RECORDS FOR THE EXERCISE -

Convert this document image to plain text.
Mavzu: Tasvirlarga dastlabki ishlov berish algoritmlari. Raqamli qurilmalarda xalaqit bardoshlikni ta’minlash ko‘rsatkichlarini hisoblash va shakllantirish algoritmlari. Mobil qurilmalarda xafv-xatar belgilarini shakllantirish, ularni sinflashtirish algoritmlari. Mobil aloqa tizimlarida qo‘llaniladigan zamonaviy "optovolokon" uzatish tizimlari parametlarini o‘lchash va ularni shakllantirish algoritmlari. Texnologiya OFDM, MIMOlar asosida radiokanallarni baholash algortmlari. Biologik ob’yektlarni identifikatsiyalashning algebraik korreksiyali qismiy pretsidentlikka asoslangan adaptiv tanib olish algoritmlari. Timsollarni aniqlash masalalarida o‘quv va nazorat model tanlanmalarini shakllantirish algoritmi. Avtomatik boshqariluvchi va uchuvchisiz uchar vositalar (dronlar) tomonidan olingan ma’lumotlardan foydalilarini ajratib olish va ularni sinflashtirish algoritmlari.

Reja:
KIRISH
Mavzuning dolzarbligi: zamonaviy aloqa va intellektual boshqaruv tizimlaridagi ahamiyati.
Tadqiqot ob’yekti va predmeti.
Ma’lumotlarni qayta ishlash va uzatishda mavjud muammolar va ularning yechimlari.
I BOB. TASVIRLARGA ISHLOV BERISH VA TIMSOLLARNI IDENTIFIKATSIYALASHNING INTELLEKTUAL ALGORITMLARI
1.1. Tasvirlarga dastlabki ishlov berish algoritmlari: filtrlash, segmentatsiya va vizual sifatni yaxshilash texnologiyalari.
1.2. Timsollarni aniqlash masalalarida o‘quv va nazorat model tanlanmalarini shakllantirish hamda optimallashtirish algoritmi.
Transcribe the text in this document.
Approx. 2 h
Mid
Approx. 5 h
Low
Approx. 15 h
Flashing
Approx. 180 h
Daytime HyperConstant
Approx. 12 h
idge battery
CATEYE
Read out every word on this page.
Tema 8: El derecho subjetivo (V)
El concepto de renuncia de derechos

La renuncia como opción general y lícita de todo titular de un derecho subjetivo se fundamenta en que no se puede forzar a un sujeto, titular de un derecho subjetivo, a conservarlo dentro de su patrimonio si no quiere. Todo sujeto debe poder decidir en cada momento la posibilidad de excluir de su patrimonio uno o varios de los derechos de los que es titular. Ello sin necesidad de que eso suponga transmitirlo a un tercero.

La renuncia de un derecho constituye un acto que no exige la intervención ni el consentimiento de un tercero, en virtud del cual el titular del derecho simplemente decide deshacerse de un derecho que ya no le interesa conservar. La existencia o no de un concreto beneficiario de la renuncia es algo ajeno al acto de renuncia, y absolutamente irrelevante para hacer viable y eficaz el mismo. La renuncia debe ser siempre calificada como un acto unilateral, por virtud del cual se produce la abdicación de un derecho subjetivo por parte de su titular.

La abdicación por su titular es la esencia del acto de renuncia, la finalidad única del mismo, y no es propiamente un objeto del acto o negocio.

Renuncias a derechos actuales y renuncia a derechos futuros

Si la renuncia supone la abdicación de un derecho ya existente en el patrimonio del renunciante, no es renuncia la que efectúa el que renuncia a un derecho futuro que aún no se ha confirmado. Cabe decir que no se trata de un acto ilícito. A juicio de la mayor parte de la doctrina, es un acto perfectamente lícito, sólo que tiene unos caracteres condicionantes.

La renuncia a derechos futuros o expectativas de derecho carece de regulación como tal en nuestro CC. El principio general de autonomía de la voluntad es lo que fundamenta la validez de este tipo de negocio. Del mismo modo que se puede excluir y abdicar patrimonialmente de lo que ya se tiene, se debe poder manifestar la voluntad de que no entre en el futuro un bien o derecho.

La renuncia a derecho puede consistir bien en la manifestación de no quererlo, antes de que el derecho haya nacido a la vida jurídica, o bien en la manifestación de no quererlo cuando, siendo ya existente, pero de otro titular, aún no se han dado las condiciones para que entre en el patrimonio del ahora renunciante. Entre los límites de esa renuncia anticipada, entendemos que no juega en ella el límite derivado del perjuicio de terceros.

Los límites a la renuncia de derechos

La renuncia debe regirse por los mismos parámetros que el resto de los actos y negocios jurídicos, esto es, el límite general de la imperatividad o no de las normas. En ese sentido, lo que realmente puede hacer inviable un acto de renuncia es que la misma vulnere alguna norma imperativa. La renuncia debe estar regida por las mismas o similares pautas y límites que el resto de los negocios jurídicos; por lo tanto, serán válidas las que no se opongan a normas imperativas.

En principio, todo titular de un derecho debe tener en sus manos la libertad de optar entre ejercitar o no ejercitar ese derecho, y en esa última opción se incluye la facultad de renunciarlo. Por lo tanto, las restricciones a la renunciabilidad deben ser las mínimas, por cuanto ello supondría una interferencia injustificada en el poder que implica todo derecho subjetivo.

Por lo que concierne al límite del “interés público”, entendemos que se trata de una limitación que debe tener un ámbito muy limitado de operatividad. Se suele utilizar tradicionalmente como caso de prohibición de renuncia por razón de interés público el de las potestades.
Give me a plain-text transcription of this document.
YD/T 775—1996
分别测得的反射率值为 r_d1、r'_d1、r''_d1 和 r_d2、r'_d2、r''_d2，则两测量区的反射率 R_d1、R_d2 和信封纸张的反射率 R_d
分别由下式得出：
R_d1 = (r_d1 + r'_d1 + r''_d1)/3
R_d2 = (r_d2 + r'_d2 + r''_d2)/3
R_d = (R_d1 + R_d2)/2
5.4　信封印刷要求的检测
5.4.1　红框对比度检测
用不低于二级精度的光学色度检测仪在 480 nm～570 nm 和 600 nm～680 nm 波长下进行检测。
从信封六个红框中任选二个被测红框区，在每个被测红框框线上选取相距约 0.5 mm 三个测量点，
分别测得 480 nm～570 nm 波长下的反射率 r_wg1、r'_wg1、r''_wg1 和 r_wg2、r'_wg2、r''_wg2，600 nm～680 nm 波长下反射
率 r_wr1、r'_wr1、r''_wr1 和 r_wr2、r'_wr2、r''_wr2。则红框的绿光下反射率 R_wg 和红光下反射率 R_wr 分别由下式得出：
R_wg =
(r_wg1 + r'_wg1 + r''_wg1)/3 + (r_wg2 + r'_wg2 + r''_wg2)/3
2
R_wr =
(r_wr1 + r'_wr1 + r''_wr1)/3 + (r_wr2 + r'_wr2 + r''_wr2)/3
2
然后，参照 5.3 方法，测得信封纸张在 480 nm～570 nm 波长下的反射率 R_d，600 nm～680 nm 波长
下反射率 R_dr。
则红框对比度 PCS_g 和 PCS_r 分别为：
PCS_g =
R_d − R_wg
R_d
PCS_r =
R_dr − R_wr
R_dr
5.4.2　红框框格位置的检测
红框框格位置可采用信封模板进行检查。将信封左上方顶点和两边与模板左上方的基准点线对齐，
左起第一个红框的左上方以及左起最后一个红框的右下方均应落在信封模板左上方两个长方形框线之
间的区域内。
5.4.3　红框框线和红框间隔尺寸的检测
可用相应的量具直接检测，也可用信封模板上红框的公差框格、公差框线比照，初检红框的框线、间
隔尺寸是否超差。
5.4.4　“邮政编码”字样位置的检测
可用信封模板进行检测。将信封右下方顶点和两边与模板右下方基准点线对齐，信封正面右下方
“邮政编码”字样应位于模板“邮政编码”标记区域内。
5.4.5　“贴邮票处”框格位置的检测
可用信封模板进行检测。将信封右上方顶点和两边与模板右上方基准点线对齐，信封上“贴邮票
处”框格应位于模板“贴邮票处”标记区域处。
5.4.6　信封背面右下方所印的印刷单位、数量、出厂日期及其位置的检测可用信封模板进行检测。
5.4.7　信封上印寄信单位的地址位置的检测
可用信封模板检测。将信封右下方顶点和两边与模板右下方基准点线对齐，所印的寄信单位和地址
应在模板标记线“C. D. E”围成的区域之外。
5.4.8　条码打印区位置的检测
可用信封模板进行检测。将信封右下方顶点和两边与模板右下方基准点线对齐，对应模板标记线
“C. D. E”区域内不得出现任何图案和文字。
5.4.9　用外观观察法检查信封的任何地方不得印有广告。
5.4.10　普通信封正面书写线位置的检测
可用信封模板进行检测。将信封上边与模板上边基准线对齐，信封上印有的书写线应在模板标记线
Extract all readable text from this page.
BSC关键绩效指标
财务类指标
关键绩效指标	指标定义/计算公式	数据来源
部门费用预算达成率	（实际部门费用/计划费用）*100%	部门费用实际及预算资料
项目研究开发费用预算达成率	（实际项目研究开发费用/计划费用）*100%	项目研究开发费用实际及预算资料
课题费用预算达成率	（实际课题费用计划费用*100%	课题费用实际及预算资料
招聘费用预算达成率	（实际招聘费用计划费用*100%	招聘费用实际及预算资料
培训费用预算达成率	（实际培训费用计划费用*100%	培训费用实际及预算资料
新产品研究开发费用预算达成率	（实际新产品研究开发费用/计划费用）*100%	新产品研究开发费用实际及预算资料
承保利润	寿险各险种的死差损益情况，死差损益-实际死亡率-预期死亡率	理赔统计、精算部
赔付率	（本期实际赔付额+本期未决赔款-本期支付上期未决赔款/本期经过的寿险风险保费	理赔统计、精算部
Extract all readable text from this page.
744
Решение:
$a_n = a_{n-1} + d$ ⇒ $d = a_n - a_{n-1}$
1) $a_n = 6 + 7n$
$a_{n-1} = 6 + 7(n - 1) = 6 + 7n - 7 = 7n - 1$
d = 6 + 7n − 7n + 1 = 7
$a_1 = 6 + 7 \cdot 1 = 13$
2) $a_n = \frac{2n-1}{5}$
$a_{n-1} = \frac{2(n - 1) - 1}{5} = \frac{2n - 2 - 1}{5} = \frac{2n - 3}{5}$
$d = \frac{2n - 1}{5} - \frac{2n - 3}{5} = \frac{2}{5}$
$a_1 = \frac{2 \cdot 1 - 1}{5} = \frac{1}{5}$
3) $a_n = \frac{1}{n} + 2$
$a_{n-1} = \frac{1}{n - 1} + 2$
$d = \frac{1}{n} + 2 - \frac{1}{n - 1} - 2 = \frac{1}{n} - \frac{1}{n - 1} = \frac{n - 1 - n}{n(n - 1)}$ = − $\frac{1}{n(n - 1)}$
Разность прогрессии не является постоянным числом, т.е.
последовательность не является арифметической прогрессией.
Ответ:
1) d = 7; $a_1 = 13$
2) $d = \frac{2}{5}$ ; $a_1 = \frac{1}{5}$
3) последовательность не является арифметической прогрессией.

PROBLEM - Check the data for the word "futuros" and pull out the lines that have it.

RESPONSE TO THE EXERCISE -
Renuncias a derechos actuales y renuncia a derechos futuros
La renuncia a derechos futuros o expectativas de derecho carece de regulación como tal en nuestro CC. El principio general de autonomía de la voluntad es lo que fundamenta la validez de este tipo de negocio. Del mismo modo que se puede excluir y abdicar patrimonialmente de lo que ya se tiene, se debe poder manifestar la voluntad de que no entre en el futuro un bien o derecho.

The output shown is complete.